--- PROVIDED INFORMATION ---

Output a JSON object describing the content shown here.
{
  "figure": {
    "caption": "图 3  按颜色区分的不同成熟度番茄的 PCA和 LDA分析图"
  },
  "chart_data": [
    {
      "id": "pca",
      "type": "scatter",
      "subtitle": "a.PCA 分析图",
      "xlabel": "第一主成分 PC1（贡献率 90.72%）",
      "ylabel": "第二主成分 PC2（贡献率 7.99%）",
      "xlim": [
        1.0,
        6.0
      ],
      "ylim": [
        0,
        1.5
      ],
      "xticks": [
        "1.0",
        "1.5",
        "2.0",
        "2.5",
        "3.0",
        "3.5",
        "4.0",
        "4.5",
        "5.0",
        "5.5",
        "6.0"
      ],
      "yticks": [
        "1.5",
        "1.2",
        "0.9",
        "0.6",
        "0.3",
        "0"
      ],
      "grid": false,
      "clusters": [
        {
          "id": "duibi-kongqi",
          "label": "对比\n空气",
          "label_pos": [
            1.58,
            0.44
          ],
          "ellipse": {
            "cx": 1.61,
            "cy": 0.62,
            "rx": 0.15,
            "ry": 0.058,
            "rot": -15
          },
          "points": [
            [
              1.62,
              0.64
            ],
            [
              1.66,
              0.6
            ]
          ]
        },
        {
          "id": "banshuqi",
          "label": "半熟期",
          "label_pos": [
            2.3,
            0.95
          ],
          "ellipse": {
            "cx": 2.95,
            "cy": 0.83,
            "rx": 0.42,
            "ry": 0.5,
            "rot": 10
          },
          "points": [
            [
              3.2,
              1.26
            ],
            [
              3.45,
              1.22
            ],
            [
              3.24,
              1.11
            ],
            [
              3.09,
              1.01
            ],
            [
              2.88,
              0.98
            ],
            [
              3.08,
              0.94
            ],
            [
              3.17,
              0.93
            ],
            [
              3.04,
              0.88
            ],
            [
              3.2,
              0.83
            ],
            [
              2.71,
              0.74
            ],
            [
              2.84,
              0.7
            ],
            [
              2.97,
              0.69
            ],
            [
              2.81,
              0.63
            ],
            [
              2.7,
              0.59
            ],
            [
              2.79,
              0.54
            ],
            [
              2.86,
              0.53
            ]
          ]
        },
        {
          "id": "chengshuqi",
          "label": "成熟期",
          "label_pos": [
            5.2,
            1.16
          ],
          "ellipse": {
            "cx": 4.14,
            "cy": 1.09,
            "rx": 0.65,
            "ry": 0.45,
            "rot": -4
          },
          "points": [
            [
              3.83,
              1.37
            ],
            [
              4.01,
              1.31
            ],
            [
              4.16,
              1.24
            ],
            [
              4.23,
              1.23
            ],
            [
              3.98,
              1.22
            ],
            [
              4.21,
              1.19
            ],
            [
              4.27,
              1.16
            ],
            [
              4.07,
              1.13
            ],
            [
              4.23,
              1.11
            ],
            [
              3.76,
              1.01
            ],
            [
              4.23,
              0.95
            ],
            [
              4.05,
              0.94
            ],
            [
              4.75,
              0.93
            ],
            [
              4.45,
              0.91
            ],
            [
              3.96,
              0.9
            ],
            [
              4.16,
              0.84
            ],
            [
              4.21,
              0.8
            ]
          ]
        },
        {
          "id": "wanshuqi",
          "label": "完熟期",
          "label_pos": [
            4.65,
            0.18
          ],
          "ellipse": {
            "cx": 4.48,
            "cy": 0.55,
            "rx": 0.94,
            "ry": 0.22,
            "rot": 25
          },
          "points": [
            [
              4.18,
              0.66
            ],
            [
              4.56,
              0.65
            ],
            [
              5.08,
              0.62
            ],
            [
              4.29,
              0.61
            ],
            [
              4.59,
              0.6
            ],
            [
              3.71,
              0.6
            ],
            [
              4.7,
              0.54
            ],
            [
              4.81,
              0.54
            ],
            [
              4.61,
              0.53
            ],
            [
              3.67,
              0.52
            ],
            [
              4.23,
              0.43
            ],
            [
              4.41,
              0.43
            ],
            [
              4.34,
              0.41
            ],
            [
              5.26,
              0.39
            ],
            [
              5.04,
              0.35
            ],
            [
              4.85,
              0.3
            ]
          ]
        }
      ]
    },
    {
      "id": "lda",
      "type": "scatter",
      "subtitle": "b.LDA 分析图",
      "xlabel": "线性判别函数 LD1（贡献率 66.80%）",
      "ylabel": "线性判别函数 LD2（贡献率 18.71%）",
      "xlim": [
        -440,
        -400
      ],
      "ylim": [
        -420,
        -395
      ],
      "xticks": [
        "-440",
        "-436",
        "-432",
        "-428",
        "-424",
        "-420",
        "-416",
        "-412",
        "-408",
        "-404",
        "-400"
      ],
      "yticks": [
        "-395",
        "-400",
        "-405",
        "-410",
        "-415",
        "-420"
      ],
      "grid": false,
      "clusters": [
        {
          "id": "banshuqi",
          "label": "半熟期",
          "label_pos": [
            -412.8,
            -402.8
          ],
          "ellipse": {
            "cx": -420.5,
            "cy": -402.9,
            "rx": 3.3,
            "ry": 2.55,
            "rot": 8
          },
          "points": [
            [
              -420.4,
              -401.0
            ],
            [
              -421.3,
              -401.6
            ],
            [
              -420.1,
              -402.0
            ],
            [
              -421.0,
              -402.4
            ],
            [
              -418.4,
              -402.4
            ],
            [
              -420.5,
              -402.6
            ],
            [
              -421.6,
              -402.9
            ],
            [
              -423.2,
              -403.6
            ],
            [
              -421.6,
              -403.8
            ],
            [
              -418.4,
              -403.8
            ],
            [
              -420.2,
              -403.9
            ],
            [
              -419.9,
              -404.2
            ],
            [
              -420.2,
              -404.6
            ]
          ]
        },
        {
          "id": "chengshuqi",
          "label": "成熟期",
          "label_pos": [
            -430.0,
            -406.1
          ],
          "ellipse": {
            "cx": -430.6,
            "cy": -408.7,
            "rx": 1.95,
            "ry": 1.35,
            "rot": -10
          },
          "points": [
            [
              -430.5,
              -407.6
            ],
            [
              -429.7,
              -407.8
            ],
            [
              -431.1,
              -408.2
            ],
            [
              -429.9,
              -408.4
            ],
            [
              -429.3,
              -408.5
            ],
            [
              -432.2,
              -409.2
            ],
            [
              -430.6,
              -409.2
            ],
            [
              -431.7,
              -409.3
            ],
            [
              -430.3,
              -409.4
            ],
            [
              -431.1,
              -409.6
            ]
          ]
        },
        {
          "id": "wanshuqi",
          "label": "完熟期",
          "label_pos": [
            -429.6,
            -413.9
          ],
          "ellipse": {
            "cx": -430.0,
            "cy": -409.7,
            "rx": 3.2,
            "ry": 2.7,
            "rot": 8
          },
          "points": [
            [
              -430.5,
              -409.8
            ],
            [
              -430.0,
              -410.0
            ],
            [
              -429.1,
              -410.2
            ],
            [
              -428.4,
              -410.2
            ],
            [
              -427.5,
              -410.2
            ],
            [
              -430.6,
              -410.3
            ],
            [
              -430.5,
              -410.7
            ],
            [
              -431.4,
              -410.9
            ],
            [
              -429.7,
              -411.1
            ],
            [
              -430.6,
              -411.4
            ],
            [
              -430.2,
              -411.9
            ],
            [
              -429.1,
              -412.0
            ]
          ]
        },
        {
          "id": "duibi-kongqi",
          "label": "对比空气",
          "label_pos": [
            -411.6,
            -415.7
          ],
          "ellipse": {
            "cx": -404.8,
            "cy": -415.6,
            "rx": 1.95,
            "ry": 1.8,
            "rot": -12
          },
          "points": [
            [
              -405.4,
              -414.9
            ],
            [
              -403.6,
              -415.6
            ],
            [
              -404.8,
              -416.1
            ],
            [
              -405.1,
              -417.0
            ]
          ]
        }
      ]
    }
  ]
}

---

__WHAT YOU WILL DO__:
Write every entry out again exactly.

__ANSWER TO THIS TASK__:
Output a JSON object describing the content shown here.
{
  "figure": {
    "caption": "图 3  按颜色区分的不同成熟度番茄的 PCA和 LDA分析图"
  },
  "chart_data": [
    {
      "id": "pca",
      "type": "scatter",
      "subtitle": "a.PCA 分析图",
      "xlabel": "第一主成分 PC1（贡献率 90.72%）",
      "ylabel": "第二主成分 PC2（贡献率 7.99%）",
      "xlim": [
        1.0,
        6.0
      ],
      "ylim": [
        0,
        1.5
      ],
      "xticks": [
        "1.0",
        "1.5",
        "2.0",
        "2.5",
        "3.0",
        "3.5",
        "4.0",
        "4.5",
        "5.0",
        "5.5",
        "6.0"
      ],
      "yticks": [
        "1.5",
        "1.2",
        "0.9",
        "0.6",
        "0.3",
        "0"
      ],
      "grid": false,
      "clusters": [
        {
          "id": "duibi-kongqi",
          "label": "对比\n空气",
          "label_pos": [
            1.58,
            0.44
          ],
          "ellipse": {
            "cx": 1.61,
            "cy": 0.62,
            "rx": 0.15,
            "ry": 0.058,
            "rot": -15
          },
          "points": [
            [
              1.62,
              0.64
            ],
            [
              1.66,
              0.6
            ]
          ]
        },
        {
          "id": "banshuqi",
          "label": "半熟期",
          "label_pos": [
            2.3,
            0.95
          ],
          "ellipse": {
            "cx": 2.95,
            "cy": 0.83,
            "rx": 0.42,
            "ry": 0.5,
            "rot": 10
          },
          "points": [
            [
              3.2,
              1.26
            ],
            [
              3.45,
              1.22
            ],
            [
              3.24,
              1.11
            ],
            [
              3.09,
              1.01
            ],
            [
              2.88,
              0.98
            ],
            [
              3.08,
              0.94
            ],
            [
              3.17,
              0.93
            ],
            [
              3.04,
              0.88
            ],
            [
              3.2,
              0.83
            ],
            [
              2.71,
              0.74
            ],
            [
              2.84,
              0.7
            ],
            [
              2.97,
              0.69
            ],
            [
              2.81,
              0.63
            ],
            [
              2.7,
              0.59
            ],
            [
              2.79,
              0.54
            ],
            [
              2.86,
              0.53
            ]
          ]
        },
        {
          "id": "chengshuqi",
          "label": "成熟期",
          "label_pos": [
            5.2,
            1.16
          ],
          "ellipse": {
            "cx": 4.14,
            "cy": 1.09,
            "rx": 0.65,
            "ry": 0.45,
            "rot": -4
          },
          "points": [
            [
              3.83,
              1.37
            ],
            [
              4.01,
              1.31
            ],
            [
              4.16,
              1.24
            ],
            [
              4.23,
              1.23
            ],
            [
              3.98,
              1.22
            ],
            [
              4.21,
              1.19
            ],
            [
              4.27,
              1.16
            ],
            [
              4.07,
              1.13
            ],
            [
              4.23,
              1.11
            ],
            [
              3.76,
              1.01
            ],
            [
              4.23,
              0.95
            ],
            [
              4.05,
              0.94
            ],
            [
              4.75,
              0.93
            ],
            [
              4.45,
              0.91
            ],
            [
              3.96,
              0.9
            ],
            [
              4.16,
              0.84
            ],
            [
              4.21,
              0.8
            ]
          ]
        },
        {
          "id": "wanshuqi",
          "label": "完熟期",
          "label_pos": [
            4.65,
            0.18
          ],
          "ellipse": {
            "cx": 4.48,
            "cy": 0.55,
            "rx": 0.94,
            "ry": 0.22,
            "rot": 25
          },
          "points": [
            [
              4.18,
              0.66
            ],
            [
              4.56,
              0.65
            ],
            [
              5.08,
              0.62
            ],
            [
              4.29,
              0.61
            ],
            [
              4.59,
              0.6
            ],
            [
              3.71,
              0.6
            ],
            [
              4.7,
              0.54
            ],
            [
              4.81,
              0.54
            ],
            [
              4.61,
              0.53
            ],
            [
              3.67,
              0.52
            ],
            [
              4.23,
              0.43
            ],
            [
              4.41,
              0.43
            ],
            [
              4.34,
              0.41
            ],
            [
              5.26,
              0.39
            ],
            [
              5.04,
              0.35
            ],
            [
              4.85,
              0.3
            ]
          ]
        }
      ]
    },
    {
      "id": "lda",
      "type": "scatter",
      "subtitle": "b.LDA 分析图",
      "xlabel": "线性判别函数 LD1（贡献率 66.80%）",
      "ylabel": "线性判别函数 LD2（贡献率 18.71%）",
      "xlim": [
        -440,
        -400
      ],
      "ylim": [
        -420,
        -395
      ],
      "xticks": [
        "-440",
        "-436",
        "-432",
        "-428",
        "-424",
        "-420",
        "-416",
        "-412",
        "-408",
        "-404",
        "-400"
      ],
      "yticks": [
        "-395",
        "-400",
        "-405",
        "-410",
        "-415",
        "-420"
      ],
      "grid": false,
      "clusters": [
        {
          "id": "banshuqi",
          "label": "半熟期",
          "label_pos": [
            -412.8,
            -402.8
          ],
          "ellipse": {
            "cx": -420.5,
            "cy": -402.9,
            "rx": 3.3,
            "ry": 2.55,
            "rot": 8
          },
          "points": [
            [
              -420.4,
              -401.0
            ],
            [
              -421.3,
              -401.6
            ],
            [
              -420.1,
              -402.0
            ],
            [
              -421.0,
              -402.4
            ],
            [
              -418.4,
              -402.4
            ],
            [
              -420.5,
              -402.6
            ],
            [
              -421.6,
              -402.9
            ],
            [
              -423.2,
              -403.6
            ],
            [
              -421.6,
              -403.8
            ],
            [
              -418.4,
              -403.8
            ],
            [
              -420.2,
              -403.9
            ],
            [
              -419.9,
              -404.2
            ],
            [
              -420.2,
              -404.6
            ]
          ]
        },
        {
          "id": "chengshuqi",
          "label": "成熟期",
          "label_pos": [
            -430.0,
            -406.1
          ],
          "ellipse": {
            "cx": -430.6,
            "cy": -408.7,
            "rx": 1.95,
            "ry": 1.35,
            "rot": -10
          },
          "points": [
            [
              -430.5,
              -407.6
            ],
            [
              -429.7,
              -407.8
            ],
            [
              -431.1,
              -408.2
            ],
            [
              -429.9,
              -408.4
            ],
            [
              -429.3,
              -408.5
            ],
            [
              -432.2,
              -409.2
            ],
            [
              -430.6,
              -409.2
            ],
            [
              -431.7,
              -409.3
            ],
            [
              -430.3,
              -409.4
            ],
            [
              -431.1,
              -409.6
            ]
          ]
        },
        {
          "id": "wanshuqi",
          "label": "完熟期",
          "label_pos": [
            -429.6,
            -413.9
          ],
          "ellipse": {
            "cx": -430.0,
            "cy": -409.7,
            "rx": 3.2,
            "ry": 2.7,
            "rot": 8
          },
          "points": [
            [
              -430.5,
              -409.8
            ],
            [
              -430.0,
              -410.0
            ],
            [
              -429.1,
              -410.2
            ],
            [
              -428.4,
              -410.2
            ],
            [
              -427.5,
              -410.2
            ],
            [
              -430.6,
              -410.3
            ],
            [
              -430.5,
              -410.7
            ],
            [
              -431.4,
              -410.9
            ],
            [
              -429.7,
              -411.1
            ],
            [
              -430.6,
              -411.4
            ],
            [
              -430.2,
              -411.9
            ],
            [
              -429.1,
              -412.0
            ]
          ]
        },
        {
          "id": "duibi-kongqi",
          "label": "对比空气",
          "label_pos": [
            -411.6,
            -415.7
          ],
          "ellipse": {
            "cx": -404.8,
            "cy": -415.6,
            "rx": 1.95,
            "ry": 1.8,
            "rot": -12
          },
          "points": [
            [
              -405.4,
              -414.9
            ],
            [
              -403.6,
              -415.6
            ],
            [
              -404.8,
              -416.1
            ],
            [
              -405.1,
              -417.0
            ]
          ]
        }
      ]
    }
  ]
}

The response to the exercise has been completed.